Tell how many lines in the data below hold the string "maxXY"; give nothing but the number.

RECORDS SHOWN ->
■ ■ ■

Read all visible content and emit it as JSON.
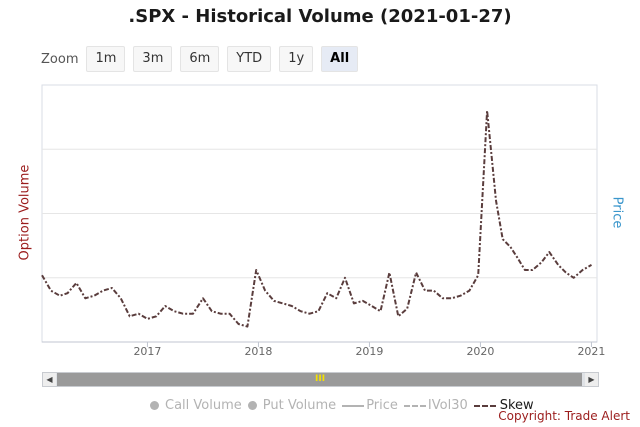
{
  "title": ".SPX - Historical Volume (2021-01-27)",
  "zoom": {
    "label": "Zoom",
    "buttons": [
      "1m",
      "3m",
      "6m",
      "YTD",
      "1y",
      "All"
    ],
    "active": "All"
  },
  "y_left_label": "Option Volume",
  "y_right_label": "Price",
  "legend": {
    "call_volume": "Call Volume",
    "put_volume": "Put Volume",
    "price": "Price",
    "ivol30": "IVol30",
    "skew": "Skew"
  },
  "copyright": "Copyright: Trade Alert",
  "colors": {
    "skew": "#5a3d3d",
    "left_axis": "#9b1c1c",
    "right_axis": "#3a96cc",
    "grid": "#e6e6e6"
  },
  "chart_data": {
    "type": "line",
    "x_ticks": [
      "2017",
      "2018",
      "2019",
      "2020",
      "2021"
    ],
    "x_tick_years": [
      2017,
      2018,
      2019,
      2020,
      2021
    ],
    "xlim": [
      2016.05,
      2021.05
    ],
    "ylim": [
      0,
      1
    ],
    "grid": true,
    "series": [
      {
        "name": "Skew",
        "x": [
          2016.05,
          2016.13,
          2016.21,
          2016.28,
          2016.36,
          2016.44,
          2016.52,
          2016.6,
          2016.68,
          2016.76,
          2016.84,
          2016.92,
          2017.0,
          2017.08,
          2017.16,
          2017.24,
          2017.32,
          2017.41,
          2017.5,
          2017.58,
          2017.66,
          2017.74,
          2017.82,
          2017.9,
          2017.98,
          2018.06,
          2018.14,
          2018.22,
          2018.3,
          2018.38,
          2018.46,
          2018.54,
          2018.62,
          2018.7,
          2018.78,
          2018.86,
          2018.94,
          2019.02,
          2019.1,
          2019.18,
          2019.26,
          2019.34,
          2019.42,
          2019.5,
          2019.58,
          2019.66,
          2019.74,
          2019.82,
          2019.9,
          2019.98,
          2020.06,
          2020.14,
          2020.2,
          2020.27,
          2020.33,
          2020.4,
          2020.47,
          2020.55,
          2020.62,
          2020.7,
          2020.77,
          2020.84,
          2020.92,
          2021.0
        ],
        "values": [
          0.26,
          0.2,
          0.18,
          0.19,
          0.23,
          0.17,
          0.18,
          0.2,
          0.21,
          0.17,
          0.1,
          0.11,
          0.09,
          0.1,
          0.14,
          0.12,
          0.11,
          0.11,
          0.17,
          0.12,
          0.11,
          0.11,
          0.07,
          0.06,
          0.28,
          0.2,
          0.16,
          0.15,
          0.14,
          0.12,
          0.11,
          0.12,
          0.19,
          0.17,
          0.25,
          0.15,
          0.16,
          0.14,
          0.12,
          0.27,
          0.1,
          0.13,
          0.27,
          0.2,
          0.2,
          0.17,
          0.17,
          0.18,
          0.2,
          0.26,
          0.9,
          0.55,
          0.4,
          0.37,
          0.33,
          0.28,
          0.28,
          0.31,
          0.35,
          0.3,
          0.27,
          0.25,
          0.28,
          0.3
        ]
      }
    ]
  }
}
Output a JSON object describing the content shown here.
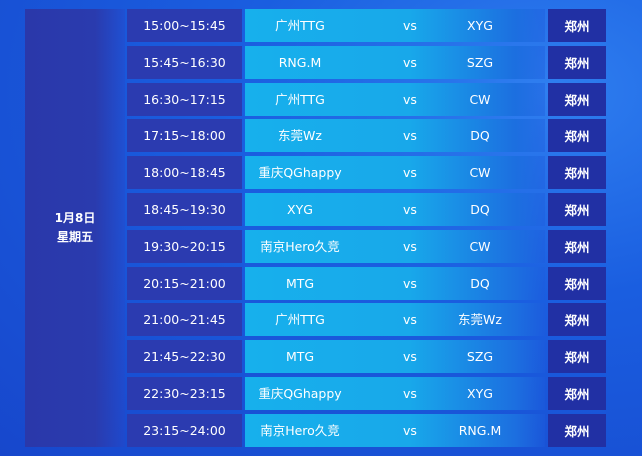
{
  "date": {
    "day": "1月8日",
    "weekday": "星期五"
  },
  "matches": [
    {
      "time": "15:00~15:45",
      "team1": "广州TTG",
      "vs": "vs",
      "team2": "XYG",
      "city": "郑州"
    },
    {
      "time": "15:45~16:30",
      "team1": "RNG.M",
      "vs": "vs",
      "team2": "SZG",
      "city": "郑州"
    },
    {
      "time": "16:30~17:15",
      "team1": "广州TTG",
      "vs": "vs",
      "team2": "CW",
      "city": "郑州"
    },
    {
      "time": "17:15~18:00",
      "team1": "东莞Wz",
      "vs": "vs",
      "team2": "DQ",
      "city": "郑州"
    },
    {
      "time": "18:00~18:45",
      "team1": "重庆QGhappy",
      "vs": "vs",
      "team2": "CW",
      "city": "郑州"
    },
    {
      "time": "18:45~19:30",
      "team1": "XYG",
      "vs": "vs",
      "team2": "DQ",
      "city": "郑州"
    },
    {
      "time": "19:30~20:15",
      "team1": "南京Hero久竞",
      "vs": "vs",
      "team2": "CW",
      "city": "郑州"
    },
    {
      "time": "20:15~21:00",
      "team1": "MTG",
      "vs": "vs",
      "team2": "DQ",
      "city": "郑州"
    },
    {
      "time": "21:00~21:45",
      "team1": "广州TTG",
      "vs": "vs",
      "team2": "东莞Wz",
      "city": "郑州"
    },
    {
      "time": "21:45~22:30",
      "team1": "MTG",
      "vs": "vs",
      "team2": "SZG",
      "city": "郑州"
    },
    {
      "time": "22:30~23:15",
      "team1": "重庆QGhappy",
      "vs": "vs",
      "team2": "XYG",
      "city": "郑州"
    },
    {
      "time": "23:15~24:00",
      "team1": "南京Hero久竞",
      "vs": "vs",
      "team2": "RNG.M",
      "city": "郑州"
    }
  ],
  "colors": {
    "background": "#1a5ee0",
    "time_cell": "#2b3bb0",
    "match_cell": "#17b0ec",
    "city_cell": "#2130a4"
  }
}
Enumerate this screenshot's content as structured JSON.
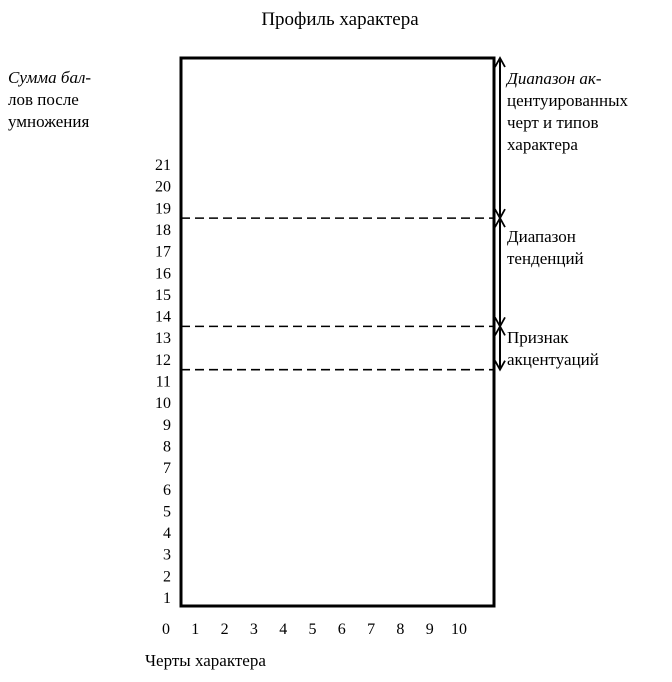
{
  "title": "Профиль характера",
  "y_axis_label": [
    "Сумма бал-",
    "лов после",
    "умножения"
  ],
  "x_axis_label": "Черты характера",
  "y_ticks": [
    "1",
    "2",
    "3",
    "4",
    "5",
    "6",
    "7",
    "8",
    "9",
    "10",
    "11",
    "12",
    "13",
    "14",
    "15",
    "16",
    "17",
    "18",
    "19",
    "20",
    "21"
  ],
  "x_ticks": [
    "0",
    "1",
    "2",
    "3",
    "4",
    "5",
    "6",
    "7",
    "8",
    "9",
    "10"
  ],
  "thresholds": [
    11.5,
    13.5,
    18.5
  ],
  "ranges": [
    {
      "name": "accentuated-range",
      "from": 18.5,
      "to": 25,
      "label": [
        "Диапазон ак-",
        "центуированных",
        "черт и типов",
        "характера"
      ]
    },
    {
      "name": "tendency-range",
      "from": 13.5,
      "to": 18.5,
      "label": [
        "Диапазон",
        "тенденций"
      ]
    },
    {
      "name": "accentuation-sign",
      "from": 11.5,
      "to": 13.5,
      "label": [
        "Признак",
        "акцентуаций"
      ]
    }
  ]
}
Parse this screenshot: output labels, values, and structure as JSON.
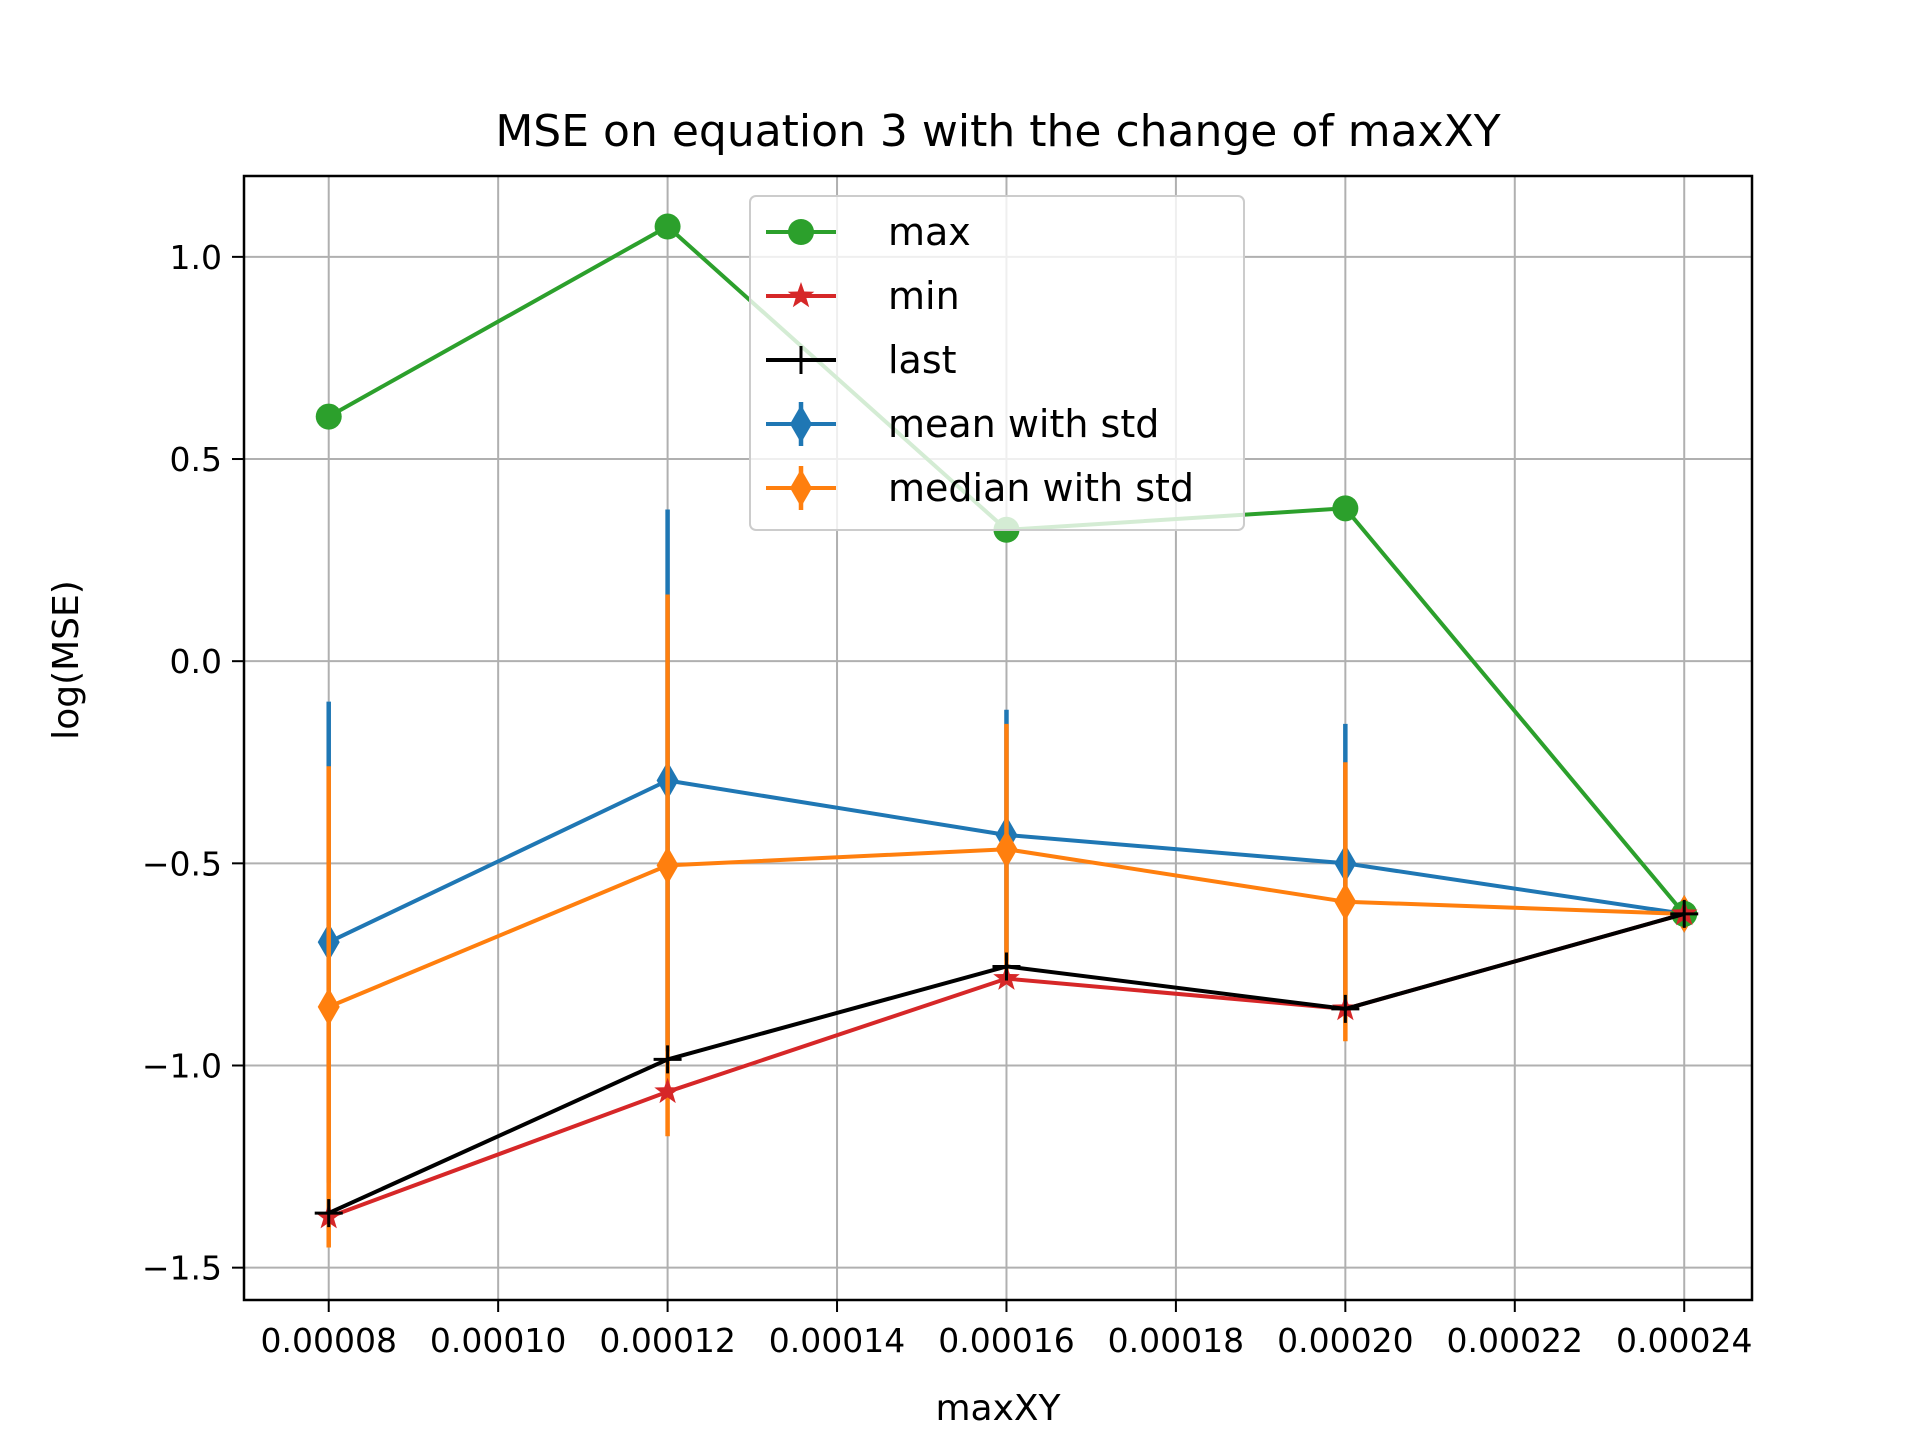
{
  "chart_data": {
    "type": "line",
    "title": "MSE on equation 3 with the change of maxXY",
    "xlabel": "maxXY",
    "ylabel": "log(MSE)",
    "xlim": [
      7e-05,
      0.000248
    ],
    "ylim": [
      -1.58,
      1.2
    ],
    "xticks": [
      {
        "value": 8e-05,
        "label": "0.00008"
      },
      {
        "value": 0.0001,
        "label": "0.00010"
      },
      {
        "value": 0.00012,
        "label": "0.00012"
      },
      {
        "value": 0.00014,
        "label": "0.00014"
      },
      {
        "value": 0.00016,
        "label": "0.00016"
      },
      {
        "value": 0.00018,
        "label": "0.00018"
      },
      {
        "value": 0.0002,
        "label": "0.00020"
      },
      {
        "value": 0.00022,
        "label": "0.00022"
      },
      {
        "value": 0.00024,
        "label": "0.00024"
      }
    ],
    "yticks": [
      {
        "value": 1.0,
        "label": "1.0"
      },
      {
        "value": 0.5,
        "label": "0.5"
      },
      {
        "value": 0.0,
        "label": "0.0"
      },
      {
        "value": -0.5,
        "label": "−0.5"
      },
      {
        "value": -1.0,
        "label": "−1.0"
      },
      {
        "value": -1.5,
        "label": "−1.5"
      }
    ],
    "grid": true,
    "legend_position": "upper-center",
    "x": [
      8e-05,
      0.00012,
      0.00016,
      0.0002,
      0.00024
    ],
    "series": [
      {
        "name": "max",
        "color": "#2ca02c",
        "marker": "circle",
        "values": [
          0.605,
          1.075,
          0.325,
          0.378,
          -0.625
        ]
      },
      {
        "name": "min",
        "color": "#d62728",
        "marker": "star",
        "values": [
          -1.375,
          -1.065,
          -0.785,
          -0.86,
          -0.625
        ]
      },
      {
        "name": "last",
        "color": "#000000",
        "marker": "plus",
        "values": [
          -1.365,
          -0.985,
          -0.755,
          -0.86,
          -0.625
        ]
      },
      {
        "name": "mean with std",
        "color": "#1f77b4",
        "marker": "diamond",
        "values": [
          -0.695,
          -0.295,
          -0.43,
          -0.5,
          -0.625
        ],
        "std": [
          0.595,
          0.67,
          0.31,
          0.345,
          0.0
        ]
      },
      {
        "name": "median with std",
        "color": "#ff7f0e",
        "marker": "diamond",
        "values": [
          -0.855,
          -0.505,
          -0.465,
          -0.595,
          -0.625
        ],
        "std": [
          0.595,
          0.67,
          0.31,
          0.345,
          0.0
        ]
      }
    ]
  }
}
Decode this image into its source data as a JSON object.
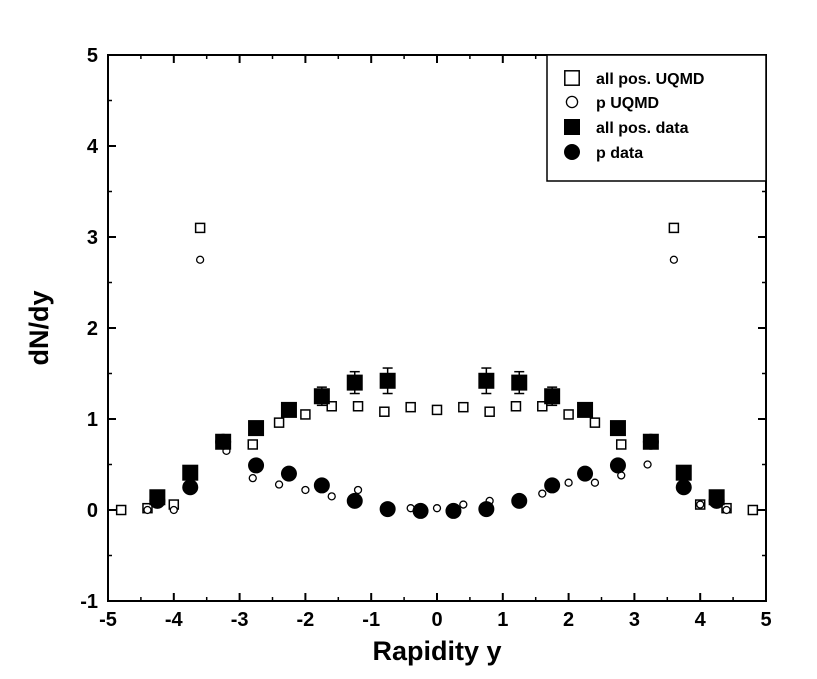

■ ■ ■

EXERCISE SOLUTION ->
2